─── Data shown

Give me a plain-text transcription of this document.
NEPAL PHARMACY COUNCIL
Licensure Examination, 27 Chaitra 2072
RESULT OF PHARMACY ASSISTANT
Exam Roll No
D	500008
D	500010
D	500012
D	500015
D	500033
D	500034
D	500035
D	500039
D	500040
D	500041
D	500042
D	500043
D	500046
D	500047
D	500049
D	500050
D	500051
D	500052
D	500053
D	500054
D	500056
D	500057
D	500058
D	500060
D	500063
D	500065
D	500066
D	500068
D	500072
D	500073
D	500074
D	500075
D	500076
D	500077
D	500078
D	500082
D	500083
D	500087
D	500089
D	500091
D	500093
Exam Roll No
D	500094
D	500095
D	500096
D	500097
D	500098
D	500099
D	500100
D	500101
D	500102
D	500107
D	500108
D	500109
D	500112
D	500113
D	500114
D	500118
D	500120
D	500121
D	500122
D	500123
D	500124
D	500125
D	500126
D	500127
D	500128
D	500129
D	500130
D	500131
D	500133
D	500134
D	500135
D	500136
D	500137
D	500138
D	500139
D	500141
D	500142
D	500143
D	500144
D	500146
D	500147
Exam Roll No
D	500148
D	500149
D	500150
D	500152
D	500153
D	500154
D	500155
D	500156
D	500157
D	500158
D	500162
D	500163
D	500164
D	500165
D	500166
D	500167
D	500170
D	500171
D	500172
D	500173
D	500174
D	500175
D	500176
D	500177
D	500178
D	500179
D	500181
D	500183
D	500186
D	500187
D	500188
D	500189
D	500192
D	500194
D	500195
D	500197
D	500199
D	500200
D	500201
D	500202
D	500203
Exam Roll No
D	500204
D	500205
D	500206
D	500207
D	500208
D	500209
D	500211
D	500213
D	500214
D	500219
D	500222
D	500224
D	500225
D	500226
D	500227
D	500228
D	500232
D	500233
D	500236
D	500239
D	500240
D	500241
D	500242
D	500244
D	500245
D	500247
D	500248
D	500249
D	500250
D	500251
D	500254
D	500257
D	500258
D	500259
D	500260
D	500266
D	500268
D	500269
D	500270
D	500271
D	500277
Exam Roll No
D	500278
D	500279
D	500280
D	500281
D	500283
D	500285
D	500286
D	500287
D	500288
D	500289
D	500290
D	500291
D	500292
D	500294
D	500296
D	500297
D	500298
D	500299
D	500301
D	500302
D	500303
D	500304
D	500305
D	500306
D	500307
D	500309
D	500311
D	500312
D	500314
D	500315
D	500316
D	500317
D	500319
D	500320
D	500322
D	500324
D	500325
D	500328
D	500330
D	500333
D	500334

──────

» What the exercise asks: Scan the material above for the word "PHARMACY". Copy each line where it occurs.

» Result of this task:
NEPAL PHARMACY COUNCIL
RESULT OF PHARMACY ASSISTANT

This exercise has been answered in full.